■ Your assignment ■
Copy out each line below exactly as it appears.
[Study material]
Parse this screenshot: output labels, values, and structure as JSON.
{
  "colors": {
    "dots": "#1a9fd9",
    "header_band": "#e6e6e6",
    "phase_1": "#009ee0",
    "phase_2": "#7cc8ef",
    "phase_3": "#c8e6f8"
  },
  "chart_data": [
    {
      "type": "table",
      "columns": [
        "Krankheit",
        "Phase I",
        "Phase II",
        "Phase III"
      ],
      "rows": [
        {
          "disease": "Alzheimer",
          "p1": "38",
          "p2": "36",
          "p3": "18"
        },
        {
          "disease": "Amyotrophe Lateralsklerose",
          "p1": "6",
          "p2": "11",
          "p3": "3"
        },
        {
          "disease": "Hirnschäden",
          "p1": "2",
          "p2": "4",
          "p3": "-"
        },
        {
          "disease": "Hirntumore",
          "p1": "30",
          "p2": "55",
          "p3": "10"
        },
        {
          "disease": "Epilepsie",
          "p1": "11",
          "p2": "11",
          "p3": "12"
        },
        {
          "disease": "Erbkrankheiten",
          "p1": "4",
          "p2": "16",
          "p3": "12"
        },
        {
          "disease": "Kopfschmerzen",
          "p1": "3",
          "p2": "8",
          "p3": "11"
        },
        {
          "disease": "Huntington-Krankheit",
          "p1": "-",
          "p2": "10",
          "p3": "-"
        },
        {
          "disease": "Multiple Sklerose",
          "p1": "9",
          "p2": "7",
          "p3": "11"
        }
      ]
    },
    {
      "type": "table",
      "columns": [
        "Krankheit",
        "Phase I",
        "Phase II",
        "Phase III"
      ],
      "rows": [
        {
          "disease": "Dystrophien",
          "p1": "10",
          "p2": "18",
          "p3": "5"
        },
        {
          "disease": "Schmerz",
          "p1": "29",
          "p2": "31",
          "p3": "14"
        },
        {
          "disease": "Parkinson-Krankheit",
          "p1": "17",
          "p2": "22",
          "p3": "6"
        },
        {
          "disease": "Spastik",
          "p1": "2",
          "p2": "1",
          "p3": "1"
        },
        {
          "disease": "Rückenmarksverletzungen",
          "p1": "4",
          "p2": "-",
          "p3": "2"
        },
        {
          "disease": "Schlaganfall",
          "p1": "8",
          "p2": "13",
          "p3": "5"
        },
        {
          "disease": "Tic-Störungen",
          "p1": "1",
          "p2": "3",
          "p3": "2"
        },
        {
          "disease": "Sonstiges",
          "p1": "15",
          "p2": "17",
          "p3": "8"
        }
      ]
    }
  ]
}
[/Study material]
■ Task result ■
Parse this screenshot: output labels, values, and structure as JSON.
{
  "colors": {
    "dots": "#1a9fd9",
    "header_band": "#e6e6e6",
    "phase_1": "#009ee0",
    "phase_2": "#7cc8ef",
    "phase_3": "#c8e6f8"
  },
  "chart_data": [
    {
      "type": "table",
      "columns": [
        "Krankheit",
        "Phase I",
        "Phase II",
        "Phase III"
      ],
      "rows": [
        {
          "disease": "Alzheimer",
          "p1": "38",
          "p2": "36",
          "p3": "18"
        },
        {
          "disease": "Amyotrophe Lateralsklerose",
          "p1": "6",
          "p2": "11",
          "p3": "3"
        },
        {
          "disease": "Hirnschäden",
          "p1": "2",
          "p2": "4",
          "p3": "-"
        },
        {
          "disease": "Hirntumore",
          "p1": "30",
          "p2": "55",
          "p3": "10"
        },
        {
          "disease": "Epilepsie",
          "p1": "11",
          "p2": "11",
          "p3": "12"
        },
        {
          "disease": "Erbkrankheiten",
          "p1": "4",
          "p2": "16",
          "p3": "12"
        },
        {
          "disease": "Kopfschmerzen",
          "p1": "3",
          "p2": "8",
          "p3": "11"
        },
        {
          "disease": "Huntington-Krankheit",
          "p1": "-",
          "p2": "10",
          "p3": "-"
        },
        {
          "disease": "Multiple Sklerose",
          "p1": "9",
          "p2": "7",
          "p3": "11"
        }
      ]
    },
    {
      "type": "table",
      "columns": [
        "Krankheit",
        "Phase I",
        "Phase II",
        "Phase III"
      ],
      "rows": [
        {
          "disease": "Dystrophien",
          "p1": "10",
          "p2": "18",
          "p3": "5"
        },
        {
          "disease": "Schmerz",
          "p1": "29",
          "p2": "31",
          "p3": "14"
        },
        {
          "disease": "Parkinson-Krankheit",
          "p1": "17",
          "p2": "22",
          "p3": "6"
        },
        {
          "disease": "Spastik",
          "p1": "2",
          "p2": "1",
          "p3": "1"
        },
        {
          "disease": "Rückenmarksverletzungen",
          "p1": "4",
          "p2": "-",
          "p3": "2"
        },
        {
          "disease": "Schlaganfall",
          "p1": "8",
          "p2": "13",
          "p3": "5"
        },
        {
          "disease": "Tic-Störungen",
          "p1": "1",
          "p2": "3",
          "p3": "2"
        },
        {
          "disease": "Sonstiges",
          "p1": "15",
          "p2": "17",
          "p3": "8"
        }
      ]
    }
  ]
}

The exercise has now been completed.